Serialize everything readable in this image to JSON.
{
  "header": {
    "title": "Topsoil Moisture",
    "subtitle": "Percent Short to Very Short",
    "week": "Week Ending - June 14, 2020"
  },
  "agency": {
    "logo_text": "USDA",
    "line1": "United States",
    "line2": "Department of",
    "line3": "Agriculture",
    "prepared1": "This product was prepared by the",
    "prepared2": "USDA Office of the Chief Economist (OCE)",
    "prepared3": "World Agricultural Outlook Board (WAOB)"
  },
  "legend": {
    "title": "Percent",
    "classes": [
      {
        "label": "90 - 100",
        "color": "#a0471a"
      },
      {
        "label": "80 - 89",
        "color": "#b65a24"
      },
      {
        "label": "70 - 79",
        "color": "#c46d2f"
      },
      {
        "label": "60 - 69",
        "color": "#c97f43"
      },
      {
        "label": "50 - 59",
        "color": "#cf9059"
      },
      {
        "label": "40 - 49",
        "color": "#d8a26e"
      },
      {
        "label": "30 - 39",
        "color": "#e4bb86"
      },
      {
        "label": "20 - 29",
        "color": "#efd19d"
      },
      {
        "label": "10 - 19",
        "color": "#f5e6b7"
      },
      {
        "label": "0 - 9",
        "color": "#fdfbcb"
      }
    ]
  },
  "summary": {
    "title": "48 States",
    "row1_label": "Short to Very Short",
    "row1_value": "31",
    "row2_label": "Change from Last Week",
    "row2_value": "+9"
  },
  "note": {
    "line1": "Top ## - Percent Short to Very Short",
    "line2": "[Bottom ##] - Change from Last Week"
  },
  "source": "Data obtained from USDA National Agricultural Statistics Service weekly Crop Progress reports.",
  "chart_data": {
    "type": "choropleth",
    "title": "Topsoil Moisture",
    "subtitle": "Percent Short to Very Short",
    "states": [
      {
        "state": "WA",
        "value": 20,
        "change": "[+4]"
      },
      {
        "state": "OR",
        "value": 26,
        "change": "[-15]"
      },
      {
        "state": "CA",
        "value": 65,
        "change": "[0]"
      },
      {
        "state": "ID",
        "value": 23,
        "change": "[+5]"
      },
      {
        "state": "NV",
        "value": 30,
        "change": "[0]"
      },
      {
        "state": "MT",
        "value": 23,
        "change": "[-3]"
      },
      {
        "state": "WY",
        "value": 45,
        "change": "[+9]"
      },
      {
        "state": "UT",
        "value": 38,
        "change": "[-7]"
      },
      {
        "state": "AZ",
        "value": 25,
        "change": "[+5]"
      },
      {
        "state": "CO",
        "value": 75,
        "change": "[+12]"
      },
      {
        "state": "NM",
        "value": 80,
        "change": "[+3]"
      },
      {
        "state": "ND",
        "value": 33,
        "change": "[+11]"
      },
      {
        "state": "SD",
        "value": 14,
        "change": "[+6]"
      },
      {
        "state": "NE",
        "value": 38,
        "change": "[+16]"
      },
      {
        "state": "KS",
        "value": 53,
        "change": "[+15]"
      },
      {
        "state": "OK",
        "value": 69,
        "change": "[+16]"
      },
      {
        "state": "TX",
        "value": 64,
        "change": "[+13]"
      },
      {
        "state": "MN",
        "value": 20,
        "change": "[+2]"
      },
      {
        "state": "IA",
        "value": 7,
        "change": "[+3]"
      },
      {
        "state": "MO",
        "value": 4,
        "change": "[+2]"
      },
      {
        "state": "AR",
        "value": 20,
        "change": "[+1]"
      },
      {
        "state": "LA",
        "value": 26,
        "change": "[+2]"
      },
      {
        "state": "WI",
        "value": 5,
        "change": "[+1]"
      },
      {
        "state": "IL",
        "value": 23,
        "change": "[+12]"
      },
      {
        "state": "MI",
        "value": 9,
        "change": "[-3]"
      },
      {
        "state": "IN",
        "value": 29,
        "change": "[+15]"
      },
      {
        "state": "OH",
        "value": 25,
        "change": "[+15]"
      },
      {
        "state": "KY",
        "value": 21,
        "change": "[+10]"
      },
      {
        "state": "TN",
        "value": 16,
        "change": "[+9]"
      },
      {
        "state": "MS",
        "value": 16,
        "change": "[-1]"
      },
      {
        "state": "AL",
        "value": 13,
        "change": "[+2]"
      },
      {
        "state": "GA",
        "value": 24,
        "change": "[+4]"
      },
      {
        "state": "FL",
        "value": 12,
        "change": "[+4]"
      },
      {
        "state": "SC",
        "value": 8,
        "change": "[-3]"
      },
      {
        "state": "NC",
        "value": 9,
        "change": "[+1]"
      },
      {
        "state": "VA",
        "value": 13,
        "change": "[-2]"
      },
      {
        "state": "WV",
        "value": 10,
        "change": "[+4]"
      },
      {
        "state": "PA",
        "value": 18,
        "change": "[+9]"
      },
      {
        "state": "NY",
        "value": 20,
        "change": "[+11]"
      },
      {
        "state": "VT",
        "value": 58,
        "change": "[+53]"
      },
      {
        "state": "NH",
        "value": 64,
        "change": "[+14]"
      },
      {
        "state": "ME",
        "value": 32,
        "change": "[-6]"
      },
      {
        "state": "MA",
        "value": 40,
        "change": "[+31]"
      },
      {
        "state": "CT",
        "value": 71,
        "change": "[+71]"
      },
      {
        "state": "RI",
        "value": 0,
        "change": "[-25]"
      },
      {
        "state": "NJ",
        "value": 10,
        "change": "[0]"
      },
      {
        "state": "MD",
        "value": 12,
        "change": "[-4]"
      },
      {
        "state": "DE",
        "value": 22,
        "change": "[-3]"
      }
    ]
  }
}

□ □ □ □ □

State how many lines of the listing hold the string "color"; reply with the number and nothing else.

Complete answer:
10